#### Goal of the exercise:
Will you write out all the entries below exactly?

#### Listed records:
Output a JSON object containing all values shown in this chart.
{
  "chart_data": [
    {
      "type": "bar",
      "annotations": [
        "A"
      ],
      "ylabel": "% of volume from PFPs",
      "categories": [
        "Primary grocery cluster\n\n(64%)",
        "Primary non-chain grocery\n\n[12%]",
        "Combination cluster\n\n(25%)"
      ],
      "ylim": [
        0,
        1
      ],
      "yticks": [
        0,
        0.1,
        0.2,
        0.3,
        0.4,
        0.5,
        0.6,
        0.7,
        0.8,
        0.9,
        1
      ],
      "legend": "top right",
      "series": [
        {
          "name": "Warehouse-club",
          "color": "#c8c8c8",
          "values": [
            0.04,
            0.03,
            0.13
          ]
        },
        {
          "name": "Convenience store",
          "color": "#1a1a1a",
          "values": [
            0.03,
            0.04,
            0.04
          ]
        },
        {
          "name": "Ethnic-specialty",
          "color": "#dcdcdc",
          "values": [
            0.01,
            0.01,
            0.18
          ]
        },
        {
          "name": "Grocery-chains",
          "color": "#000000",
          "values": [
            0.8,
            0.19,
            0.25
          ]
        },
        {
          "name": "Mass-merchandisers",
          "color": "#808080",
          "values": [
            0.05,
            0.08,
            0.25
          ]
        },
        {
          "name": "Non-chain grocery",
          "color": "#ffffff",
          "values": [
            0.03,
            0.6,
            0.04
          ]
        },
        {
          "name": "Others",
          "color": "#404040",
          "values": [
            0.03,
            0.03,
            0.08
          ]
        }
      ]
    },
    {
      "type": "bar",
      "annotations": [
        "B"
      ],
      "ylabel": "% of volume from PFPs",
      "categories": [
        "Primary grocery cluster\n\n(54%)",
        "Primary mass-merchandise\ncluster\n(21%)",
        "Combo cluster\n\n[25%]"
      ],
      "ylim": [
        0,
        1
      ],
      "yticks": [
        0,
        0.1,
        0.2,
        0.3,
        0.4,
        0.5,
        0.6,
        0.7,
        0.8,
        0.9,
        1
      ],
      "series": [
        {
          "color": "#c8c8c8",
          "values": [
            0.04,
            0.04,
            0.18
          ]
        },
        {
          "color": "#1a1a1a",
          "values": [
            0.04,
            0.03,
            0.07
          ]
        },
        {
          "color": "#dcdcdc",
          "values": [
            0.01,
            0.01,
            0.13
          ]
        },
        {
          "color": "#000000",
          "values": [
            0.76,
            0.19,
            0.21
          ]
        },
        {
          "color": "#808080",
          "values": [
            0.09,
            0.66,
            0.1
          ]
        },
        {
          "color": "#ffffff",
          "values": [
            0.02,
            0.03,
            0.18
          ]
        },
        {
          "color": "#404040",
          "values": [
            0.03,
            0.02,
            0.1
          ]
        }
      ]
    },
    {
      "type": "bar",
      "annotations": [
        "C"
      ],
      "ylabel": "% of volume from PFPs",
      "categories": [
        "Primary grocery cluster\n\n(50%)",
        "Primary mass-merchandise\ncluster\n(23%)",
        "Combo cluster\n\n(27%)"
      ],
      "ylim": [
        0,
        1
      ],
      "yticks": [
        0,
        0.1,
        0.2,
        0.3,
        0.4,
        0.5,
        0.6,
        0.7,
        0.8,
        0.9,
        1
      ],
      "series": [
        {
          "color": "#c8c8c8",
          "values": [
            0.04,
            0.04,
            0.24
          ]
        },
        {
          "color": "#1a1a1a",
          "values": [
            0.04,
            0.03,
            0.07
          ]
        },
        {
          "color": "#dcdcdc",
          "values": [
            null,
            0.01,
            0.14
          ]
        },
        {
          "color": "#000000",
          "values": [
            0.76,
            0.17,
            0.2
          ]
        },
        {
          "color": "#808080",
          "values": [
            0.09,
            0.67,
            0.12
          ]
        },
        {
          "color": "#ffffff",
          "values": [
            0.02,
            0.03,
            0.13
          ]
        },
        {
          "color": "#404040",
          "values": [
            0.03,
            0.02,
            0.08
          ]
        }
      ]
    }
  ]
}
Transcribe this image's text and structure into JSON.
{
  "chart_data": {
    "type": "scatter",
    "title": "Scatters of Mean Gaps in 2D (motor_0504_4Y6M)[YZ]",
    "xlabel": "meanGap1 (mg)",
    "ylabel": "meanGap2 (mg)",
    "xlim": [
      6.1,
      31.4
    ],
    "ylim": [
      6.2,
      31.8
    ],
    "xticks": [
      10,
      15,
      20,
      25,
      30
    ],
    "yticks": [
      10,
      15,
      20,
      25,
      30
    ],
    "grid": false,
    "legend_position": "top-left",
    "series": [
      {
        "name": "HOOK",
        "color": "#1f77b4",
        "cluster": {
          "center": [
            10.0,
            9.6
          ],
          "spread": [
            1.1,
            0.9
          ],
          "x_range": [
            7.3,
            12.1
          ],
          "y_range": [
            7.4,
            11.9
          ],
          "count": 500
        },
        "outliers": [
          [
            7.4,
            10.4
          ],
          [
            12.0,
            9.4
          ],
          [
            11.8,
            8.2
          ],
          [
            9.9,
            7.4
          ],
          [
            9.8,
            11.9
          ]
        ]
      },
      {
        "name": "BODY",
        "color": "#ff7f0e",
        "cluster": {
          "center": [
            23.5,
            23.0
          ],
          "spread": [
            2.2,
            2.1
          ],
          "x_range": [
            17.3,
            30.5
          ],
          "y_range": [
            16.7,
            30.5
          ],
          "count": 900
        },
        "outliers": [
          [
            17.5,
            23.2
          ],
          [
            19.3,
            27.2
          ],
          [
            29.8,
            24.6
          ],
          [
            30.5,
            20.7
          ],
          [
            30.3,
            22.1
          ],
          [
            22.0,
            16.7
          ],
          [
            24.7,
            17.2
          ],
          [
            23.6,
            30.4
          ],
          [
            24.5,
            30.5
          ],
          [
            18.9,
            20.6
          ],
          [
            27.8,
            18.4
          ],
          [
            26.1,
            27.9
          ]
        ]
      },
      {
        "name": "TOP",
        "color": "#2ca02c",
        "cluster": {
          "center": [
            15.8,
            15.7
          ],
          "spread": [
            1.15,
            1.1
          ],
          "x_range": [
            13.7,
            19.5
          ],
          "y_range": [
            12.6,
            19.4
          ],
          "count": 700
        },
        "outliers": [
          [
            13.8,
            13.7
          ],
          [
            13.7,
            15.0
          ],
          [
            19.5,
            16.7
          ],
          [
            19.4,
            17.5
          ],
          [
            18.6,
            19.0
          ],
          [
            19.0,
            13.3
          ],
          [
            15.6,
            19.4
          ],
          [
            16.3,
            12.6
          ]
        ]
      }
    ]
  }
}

#### Written answer:
Output a JSON object containing all values shown in this chart.
{
  "chart_data": [
    {
      "type": "bar",
      "annotations": [
        "A"
      ],
      "ylabel": "% of volume from PFPs",
      "categories": [
        "Primary grocery cluster\n\n(64%)",
        "Primary non-chain grocery\n\n[12%]",
        "Combination cluster\n\n(25%)"
      ],
      "ylim": [
        0,
        1
      ],
      "yticks": [
        0,
        0.1,
        0.2,
        0.3,
        0.4,
        0.5,
        0.6,
        0.7,
        0.8,
        0.9,
        1
      ],
      "legend": "top right",
      "series": [
        {
          "name": "Warehouse-club",
          "color": "#c8c8c8",
          "values": [
            0.04,
            0.03,
            0.13
          ]
        },
        {
          "name": "Convenience store",
          "color": "#1a1a1a",
          "values": [
            0.03,
            0.04,
            0.04
          ]
        },
        {
          "name": "Ethnic-specialty",
          "color": "#dcdcdc",
          "values": [
            0.01,
            0.01,
            0.18
          ]
        },
        {
          "name": "Grocery-chains",
          "color": "#000000",
          "values": [
            0.8,
            0.19,
            0.25
          ]
        },
        {
          "name": "Mass-merchandisers",
          "color": "#808080",
          "values": [
            0.05,
            0.08,
            0.25
          ]
        },
        {
          "name": "Non-chain grocery",
          "color": "#ffffff",
          "values": [
            0.03,
            0.6,
            0.04
          ]
        },
        {
          "name": "Others",
          "color": "#404040",
          "values": [
            0.03,
            0.03,
            0.08
          ]
        }
      ]
    },
    {
      "type": "bar",
      "annotations": [
        "B"
      ],
      "ylabel": "% of volume from PFPs",
      "categories": [
        "Primary grocery cluster\n\n(54%)",
        "Primary mass-merchandise\ncluster\n(21%)",
        "Combo cluster\n\n[25%]"
      ],
      "ylim": [
        0,
        1
      ],
      "yticks": [
        0,
        0.1,
        0.2,
        0.3,
        0.4,
        0.5,
        0.6,
        0.7,
        0.8,
        0.9,
        1
      ],
      "series": [
        {
          "color": "#c8c8c8",
          "values": [
            0.04,
            0.04,
            0.18
          ]
        },
        {
          "color": "#1a1a1a",
          "values": [
            0.04,
            0.03,
            0.07
          ]
        },
        {
          "color": "#dcdcdc",
          "values": [
            0.01,
            0.01,
            0.13
          ]
        },
        {
          "color": "#000000",
          "values": [
            0.76,
            0.19,
            0.21
          ]
        },
        {
          "color": "#808080",
          "values": [
            0.09,
            0.66,
            0.1
          ]
        },
        {
          "color": "#ffffff",
          "values": [
            0.02,
            0.03,
            0.18
          ]
        },
        {
          "color": "#404040",
          "values": [
            0.03,
            0.02,
            0.1
          ]
        }
      ]
    },
    {
      "type": "bar",
      "annotations": [
        "C"
      ],
      "ylabel": "% of volume from PFPs",
      "categories": [
        "Primary grocery cluster\n\n(50%)",
        "Primary mass-merchandise\ncluster\n(23%)",
        "Combo cluster\n\n(27%)"
      ],
      "ylim": [
        0,
        1
      ],
      "yticks": [
        0,
        0.1,
        0.2,
        0.3,
        0.4,
        0.5,
        0.6,
        0.7,
        0.8,
        0.9,
        1
      ],
      "series": [
        {
          "color": "#c8c8c8",
          "values": [
            0.04,
            0.04,
            0.24
          ]
        },
        {
          "color": "#1a1a1a",
          "values": [
            0.04,
            0.03,
            0.07
          ]
        },
        {
          "color": "#dcdcdc",
          "values": [
            null,
            0.01,
            0.14
          ]
        },
        {
          "color": "#000000",
          "values": [
            0.76,
            0.17,
            0.2
          ]
        },
        {
          "color": "#808080",
          "values": [
            0.09,
            0.67,
            0.12
          ]
        },
        {
          "color": "#ffffff",
          "values": [
            0.02,
            0.03,
            0.13
          ]
        },
        {
          "color": "#404040",
          "values": [
            0.03,
            0.02,
            0.08
          ]
        }
      ]
    }
  ]
}
Transcribe this image's text and structure into JSON.
{
  "chart_data": {
    "type": "scatter",
    "title": "Scatters of Mean Gaps in 2D (motor_0504_4Y6M)[YZ]",
    "xlabel": "meanGap1 (mg)",
    "ylabel": "meanGap2 (mg)",
    "xlim": [
      6.1,
      31.4
    ],
    "ylim": [
      6.2,
      31.8
    ],
    "xticks": [
      10,
      15,
      20,
      25,
      30
    ],
    "yticks": [
      10,
      15,
      20,
      25,
      30
    ],
    "grid": false,
    "legend_position": "top-left",
    "series": [
      {
        "name": "HOOK",
        "color": "#1f77b4",
        "cluster": {
          "center": [
            10.0,
            9.6
          ],
          "spread": [
            1.1,
            0.9
          ],
          "x_range": [
            7.3,
            12.1
          ],
          "y_range": [
            7.4,
            11.9
          ],
          "count": 500
        },
        "outliers": [
          [
            7.4,
            10.4
          ],
          [
            12.0,
            9.4
          ],
          [
            11.8,
            8.2
          ],
          [
            9.9,
            7.4
          ],
          [
            9.8,
            11.9
          ]
        ]
      },
      {
        "name": "BODY",
        "color": "#ff7f0e",
        "cluster": {
          "center": [
            23.5,
            23.0
          ],
          "spread": [
            2.2,
            2.1
          ],
          "x_range": [
            17.3,
            30.5
          ],
          "y_range": [
            16.7,
            30.5
          ],
          "count": 900
        },
        "outliers": [
          [
            17.5,
            23.2
          ],
          [
            19.3,
            27.2
          ],
          [
            29.8,
            24.6
          ],
          [
            30.5,
            20.7
          ],
          [
            30.3,
            22.1
          ],
          [
            22.0,
            16.7
          ],
          [
            24.7,
            17.2
          ],
          [
            23.6,
            30.4
          ],
          [
            24.5,
            30.5
          ],
          [
            18.9,
            20.6
          ],
          [
            27.8,
            18.4
          ],
          [
            26.1,
            27.9
          ]
        ]
      },
      {
        "name": "TOP",
        "color": "#2ca02c",
        "cluster": {
          "center": [
            15.8,
            15.7
          ],
          "spread": [
            1.15,
            1.1
          ],
          "x_range": [
            13.7,
            19.5
          ],
          "y_range": [
            12.6,
            19.4
          ],
          "count": 700
        },
        "outliers": [
          [
            13.8,
            13.7
          ],
          [
            13.7,
            15.0
          ],
          [
            19.5,
            16.7
          ],
          [
            19.4,
            17.5
          ],
          [
            18.6,
            19.0
          ],
          [
            19.0,
            13.3
          ],
          [
            15.6,
            19.4
          ],
          [
            16.3,
            12.6
          ]
        ]
      }
    ]
  }
}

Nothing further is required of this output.